* [WHAT IS NEEDED]: Reproduce the records that follow without alteration, apart from removing the pictures.

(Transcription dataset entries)
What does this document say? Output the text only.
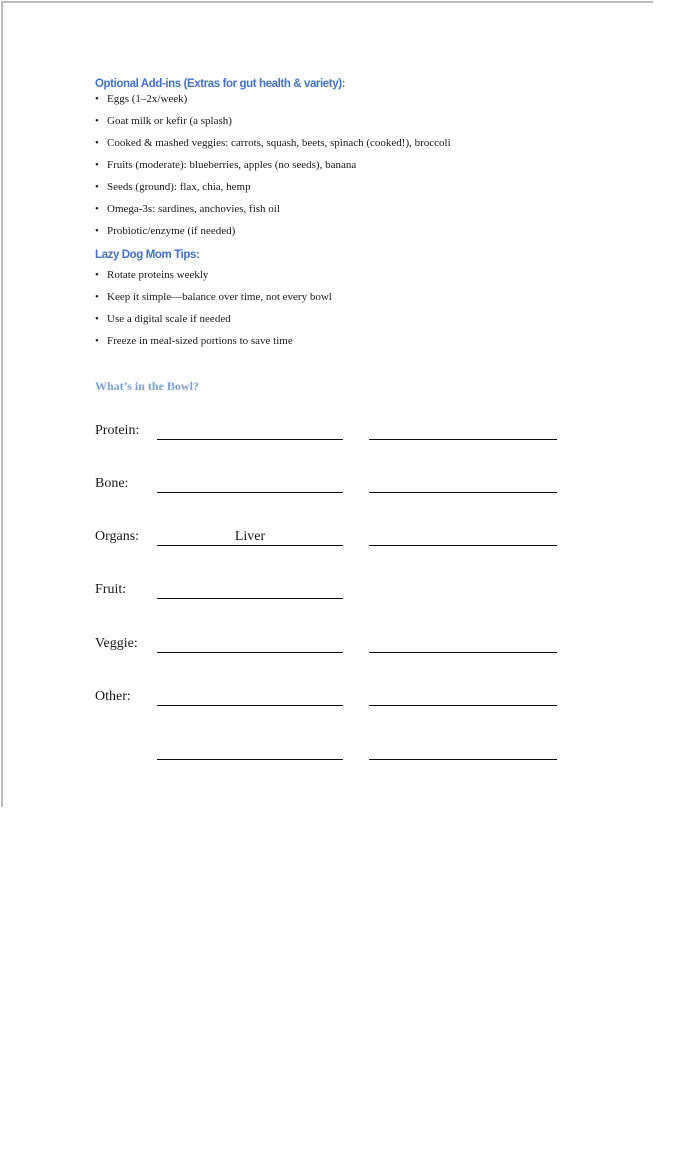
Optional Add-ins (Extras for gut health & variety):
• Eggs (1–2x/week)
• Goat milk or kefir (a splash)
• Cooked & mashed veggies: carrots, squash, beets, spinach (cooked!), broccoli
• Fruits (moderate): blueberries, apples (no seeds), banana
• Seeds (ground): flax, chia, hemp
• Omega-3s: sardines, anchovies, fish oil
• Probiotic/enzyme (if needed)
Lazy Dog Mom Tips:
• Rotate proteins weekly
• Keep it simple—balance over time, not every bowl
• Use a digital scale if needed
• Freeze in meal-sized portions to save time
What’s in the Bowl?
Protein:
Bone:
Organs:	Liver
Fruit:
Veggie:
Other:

* [RESPONSE]:
What does this document say? Output the text only.
Optional Add-ins (Extras for gut health & variety):
• Eggs (1–2x/week)
• Goat milk or kefir (a splash)
• Cooked & mashed veggies: carrots, squash, beets, spinach (cooked!), broccoli
• Fruits (moderate): blueberries, apples (no seeds), banana
• Seeds (ground): flax, chia, hemp
• Omega-3s: sardines, anchovies, fish oil
• Probiotic/enzyme (if needed)
Lazy Dog Mom Tips:
• Rotate proteins weekly
• Keep it simple—balance over time, not every bowl
• Use a digital scale if needed
• Freeze in meal-sized portions to save time
What’s in the Bowl?
Protein:
Bone:
Organs:	Liver
Fruit:
Veggie:
Other:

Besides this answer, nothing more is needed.